§ **Your objective**: Each line containing the word "получателей" must be reported.

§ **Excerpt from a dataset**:
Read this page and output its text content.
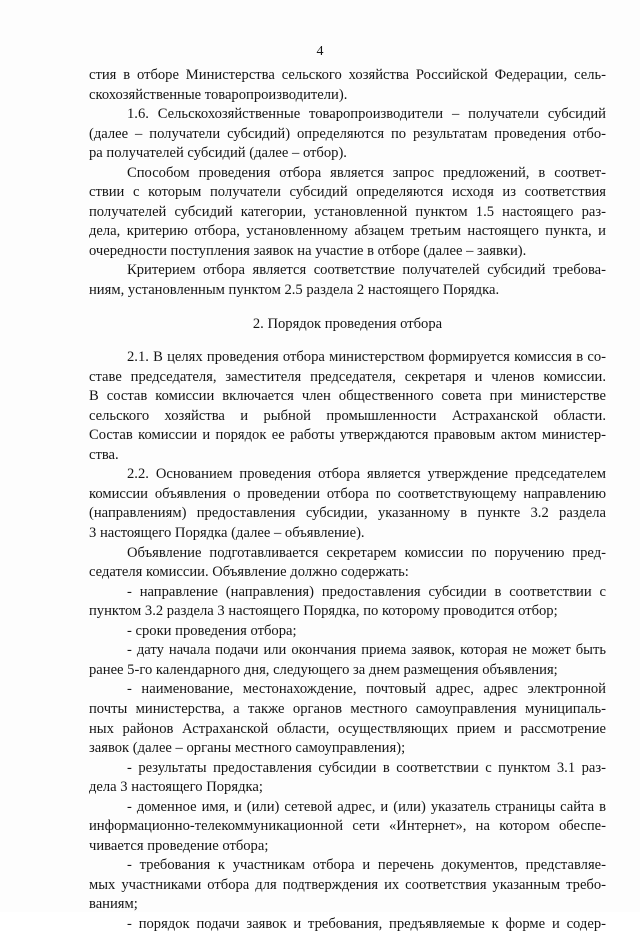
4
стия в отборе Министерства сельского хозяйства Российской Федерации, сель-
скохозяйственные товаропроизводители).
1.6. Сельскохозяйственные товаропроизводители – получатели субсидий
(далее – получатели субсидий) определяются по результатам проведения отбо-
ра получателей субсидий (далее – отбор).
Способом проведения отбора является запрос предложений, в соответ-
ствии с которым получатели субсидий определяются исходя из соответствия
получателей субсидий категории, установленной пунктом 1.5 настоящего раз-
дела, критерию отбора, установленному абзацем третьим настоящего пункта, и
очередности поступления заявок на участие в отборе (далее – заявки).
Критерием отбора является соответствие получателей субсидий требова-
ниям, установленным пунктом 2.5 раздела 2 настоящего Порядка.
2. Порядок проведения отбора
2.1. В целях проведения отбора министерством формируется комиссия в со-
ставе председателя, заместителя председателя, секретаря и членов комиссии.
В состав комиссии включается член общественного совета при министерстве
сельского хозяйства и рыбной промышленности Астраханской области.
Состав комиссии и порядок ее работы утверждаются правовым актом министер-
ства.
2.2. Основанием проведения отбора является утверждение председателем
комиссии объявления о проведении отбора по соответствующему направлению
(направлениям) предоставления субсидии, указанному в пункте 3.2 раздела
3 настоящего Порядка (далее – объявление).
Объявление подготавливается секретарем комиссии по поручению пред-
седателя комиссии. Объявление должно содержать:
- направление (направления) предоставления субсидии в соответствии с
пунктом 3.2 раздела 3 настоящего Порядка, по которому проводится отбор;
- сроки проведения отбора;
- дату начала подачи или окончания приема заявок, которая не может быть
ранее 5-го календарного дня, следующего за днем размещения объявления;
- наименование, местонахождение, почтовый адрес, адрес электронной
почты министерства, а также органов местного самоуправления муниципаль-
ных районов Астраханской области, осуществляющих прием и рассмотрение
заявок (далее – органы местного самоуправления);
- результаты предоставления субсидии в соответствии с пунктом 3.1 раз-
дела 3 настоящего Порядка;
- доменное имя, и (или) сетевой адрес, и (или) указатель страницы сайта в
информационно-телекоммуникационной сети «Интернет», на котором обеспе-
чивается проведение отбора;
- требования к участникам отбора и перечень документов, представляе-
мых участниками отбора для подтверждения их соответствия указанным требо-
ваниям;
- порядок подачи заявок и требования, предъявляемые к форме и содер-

* * *

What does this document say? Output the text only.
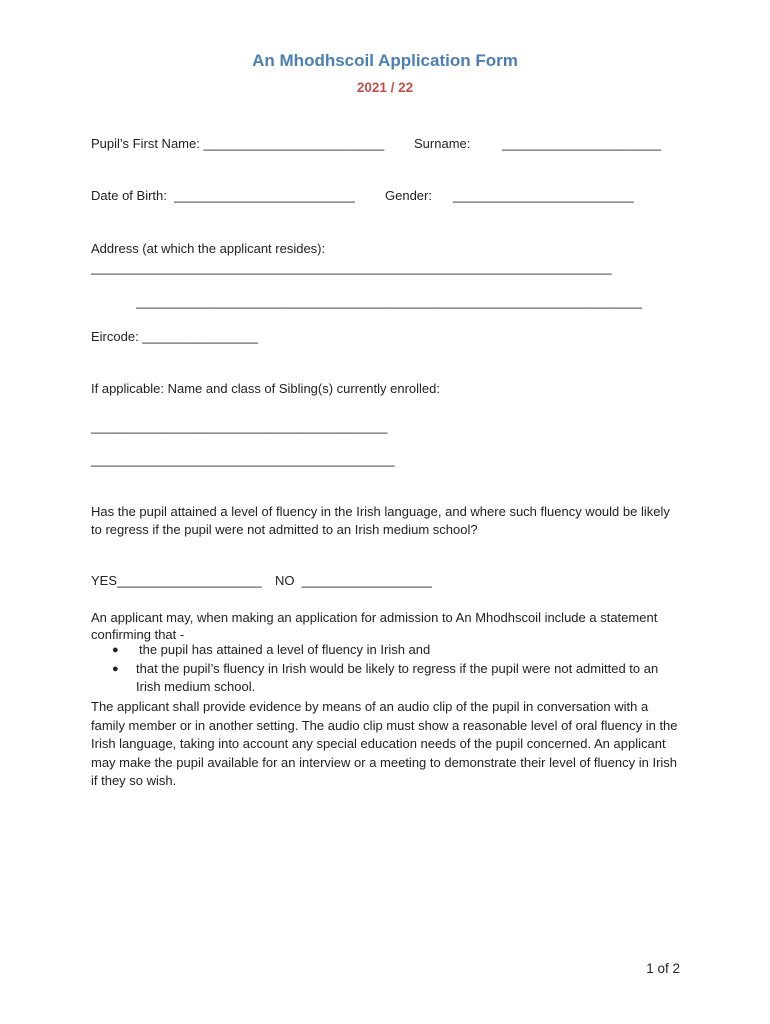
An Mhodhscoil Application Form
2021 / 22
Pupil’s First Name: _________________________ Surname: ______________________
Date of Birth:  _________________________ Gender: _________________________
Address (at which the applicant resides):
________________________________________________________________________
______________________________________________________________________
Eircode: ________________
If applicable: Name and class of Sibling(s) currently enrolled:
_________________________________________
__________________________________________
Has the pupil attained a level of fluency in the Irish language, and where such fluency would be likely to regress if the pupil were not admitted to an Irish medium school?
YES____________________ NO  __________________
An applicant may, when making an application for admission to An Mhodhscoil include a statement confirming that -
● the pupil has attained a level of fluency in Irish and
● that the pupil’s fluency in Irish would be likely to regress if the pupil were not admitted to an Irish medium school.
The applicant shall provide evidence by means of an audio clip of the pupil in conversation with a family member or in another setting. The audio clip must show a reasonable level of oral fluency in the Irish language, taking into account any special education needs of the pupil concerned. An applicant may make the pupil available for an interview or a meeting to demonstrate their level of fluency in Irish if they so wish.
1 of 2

§ **Exercise answer**:
ра получателей субсидий (далее – отбор).
получателей субсидий категории, установленной пунктом 1.5 настоящего раз-
Критерием отбора является соответствие получателей субсидий требова-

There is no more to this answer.